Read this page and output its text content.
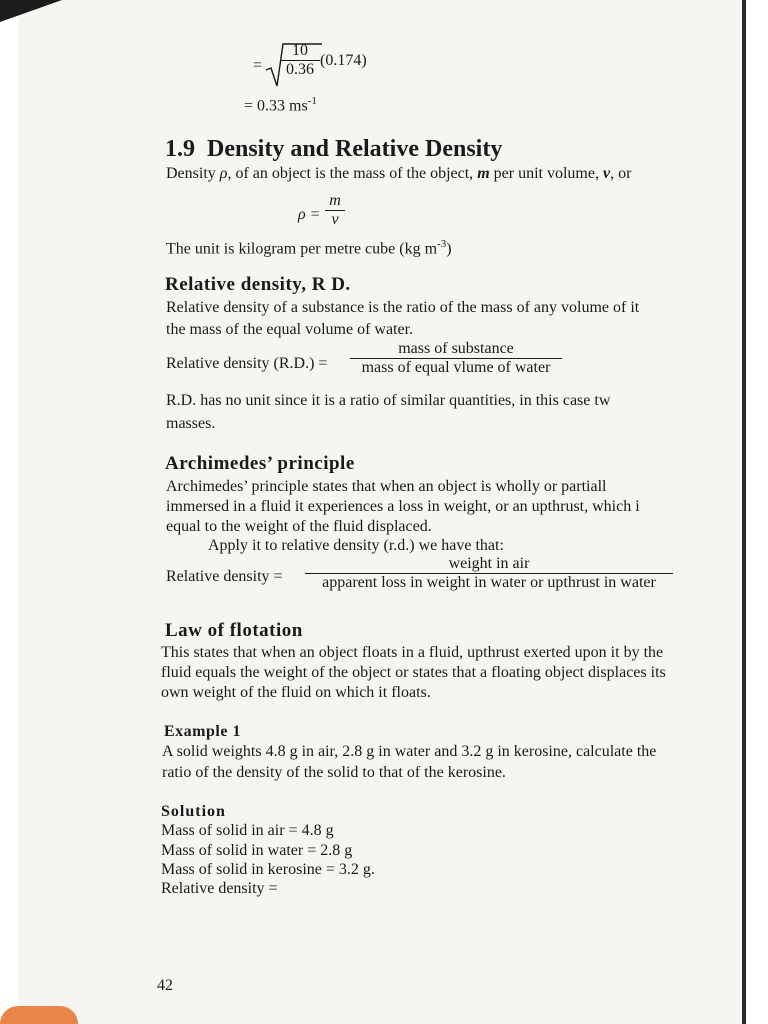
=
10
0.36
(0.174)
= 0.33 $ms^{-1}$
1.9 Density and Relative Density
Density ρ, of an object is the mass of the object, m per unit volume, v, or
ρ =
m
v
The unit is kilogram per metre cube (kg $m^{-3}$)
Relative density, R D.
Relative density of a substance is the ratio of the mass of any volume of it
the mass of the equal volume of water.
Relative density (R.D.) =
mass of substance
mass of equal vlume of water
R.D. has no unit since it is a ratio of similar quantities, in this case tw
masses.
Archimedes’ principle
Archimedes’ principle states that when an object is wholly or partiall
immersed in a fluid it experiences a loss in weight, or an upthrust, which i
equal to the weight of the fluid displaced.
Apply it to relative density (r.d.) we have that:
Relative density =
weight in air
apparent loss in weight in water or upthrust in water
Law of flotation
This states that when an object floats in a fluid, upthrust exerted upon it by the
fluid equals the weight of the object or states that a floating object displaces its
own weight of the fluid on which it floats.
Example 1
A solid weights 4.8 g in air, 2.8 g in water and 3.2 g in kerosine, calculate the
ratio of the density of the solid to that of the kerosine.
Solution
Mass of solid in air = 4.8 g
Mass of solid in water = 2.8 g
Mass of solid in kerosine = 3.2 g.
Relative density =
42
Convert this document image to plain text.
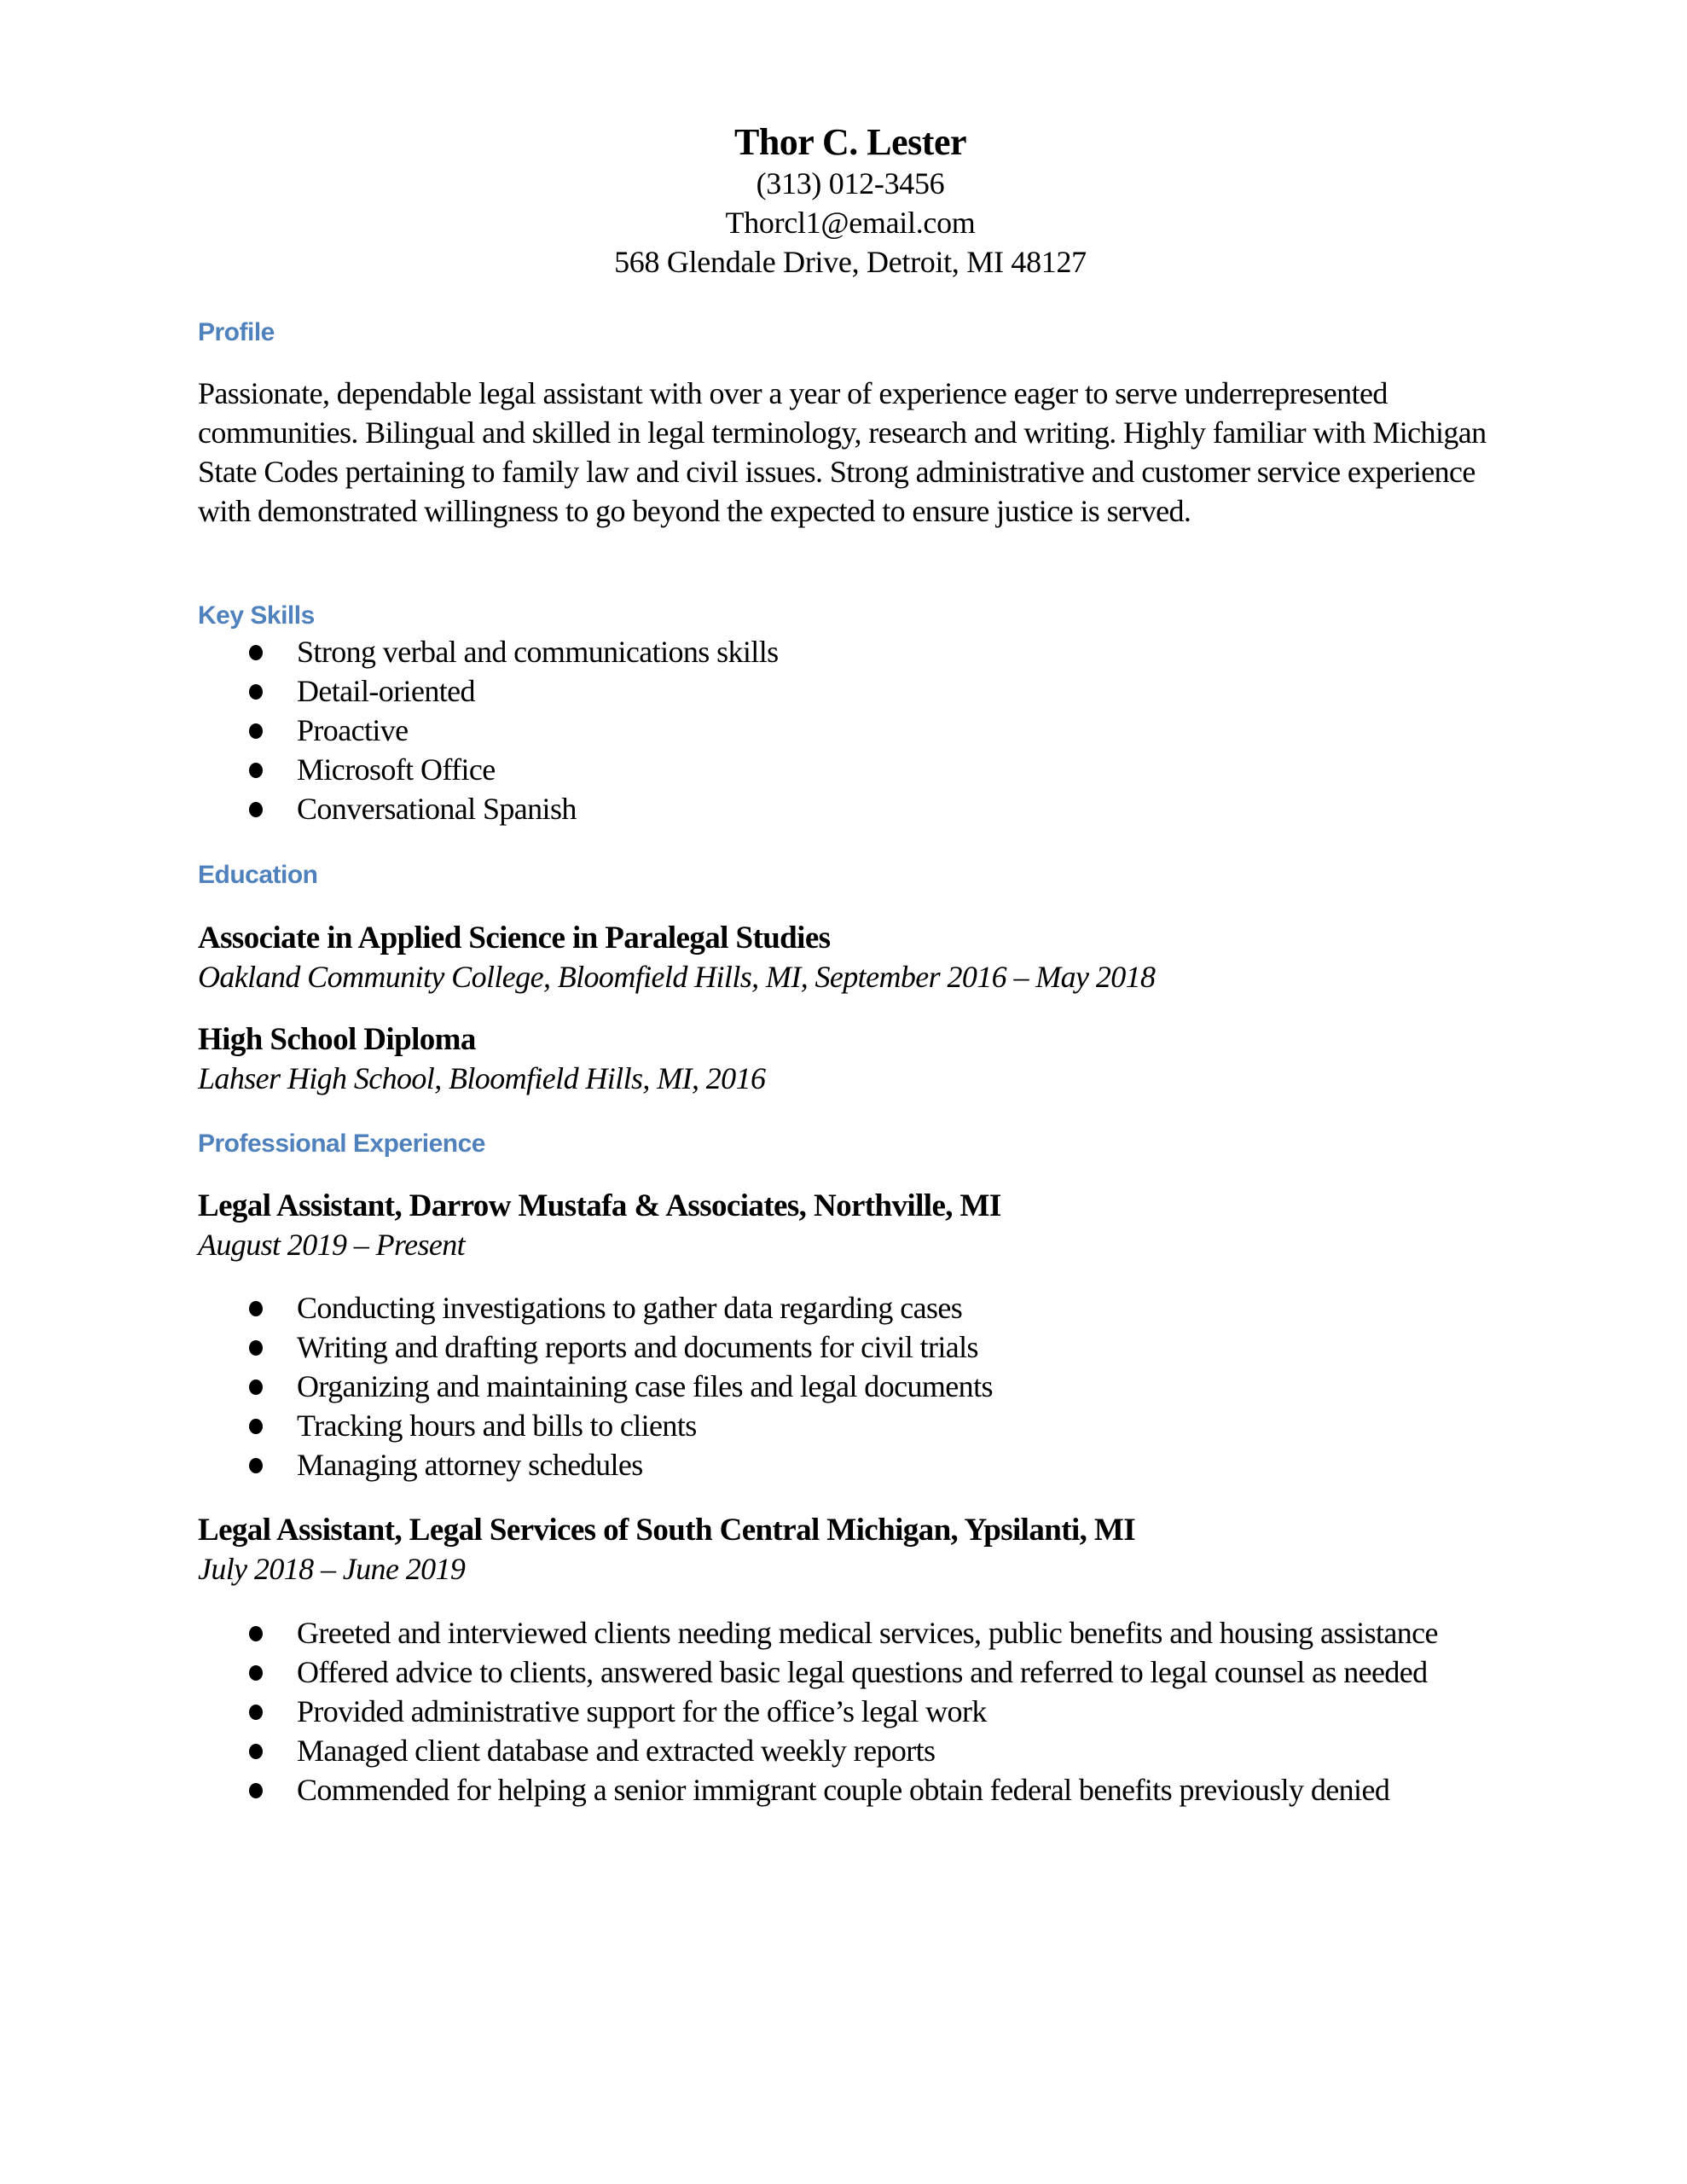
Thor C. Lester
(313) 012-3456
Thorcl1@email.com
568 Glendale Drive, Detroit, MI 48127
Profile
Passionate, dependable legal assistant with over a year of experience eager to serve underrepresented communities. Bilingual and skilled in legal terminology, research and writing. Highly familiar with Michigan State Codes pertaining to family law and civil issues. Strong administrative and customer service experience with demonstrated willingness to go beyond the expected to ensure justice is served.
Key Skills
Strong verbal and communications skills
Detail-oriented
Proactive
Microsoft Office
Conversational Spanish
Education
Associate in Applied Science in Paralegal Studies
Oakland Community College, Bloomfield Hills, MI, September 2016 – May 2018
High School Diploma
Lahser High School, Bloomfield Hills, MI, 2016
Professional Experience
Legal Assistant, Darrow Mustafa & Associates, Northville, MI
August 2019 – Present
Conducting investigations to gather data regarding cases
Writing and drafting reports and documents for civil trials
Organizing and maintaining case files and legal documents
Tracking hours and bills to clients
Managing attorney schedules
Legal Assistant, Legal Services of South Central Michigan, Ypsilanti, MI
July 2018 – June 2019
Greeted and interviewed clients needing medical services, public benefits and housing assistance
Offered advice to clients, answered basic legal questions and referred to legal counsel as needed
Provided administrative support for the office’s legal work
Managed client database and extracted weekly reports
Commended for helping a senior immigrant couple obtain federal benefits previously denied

§ §

> _Task_
Copy, from the material, each line that holds the string "School".

> _Task output_
High School Diploma
Lahser High School, Bloomfield Hills, MI, 2016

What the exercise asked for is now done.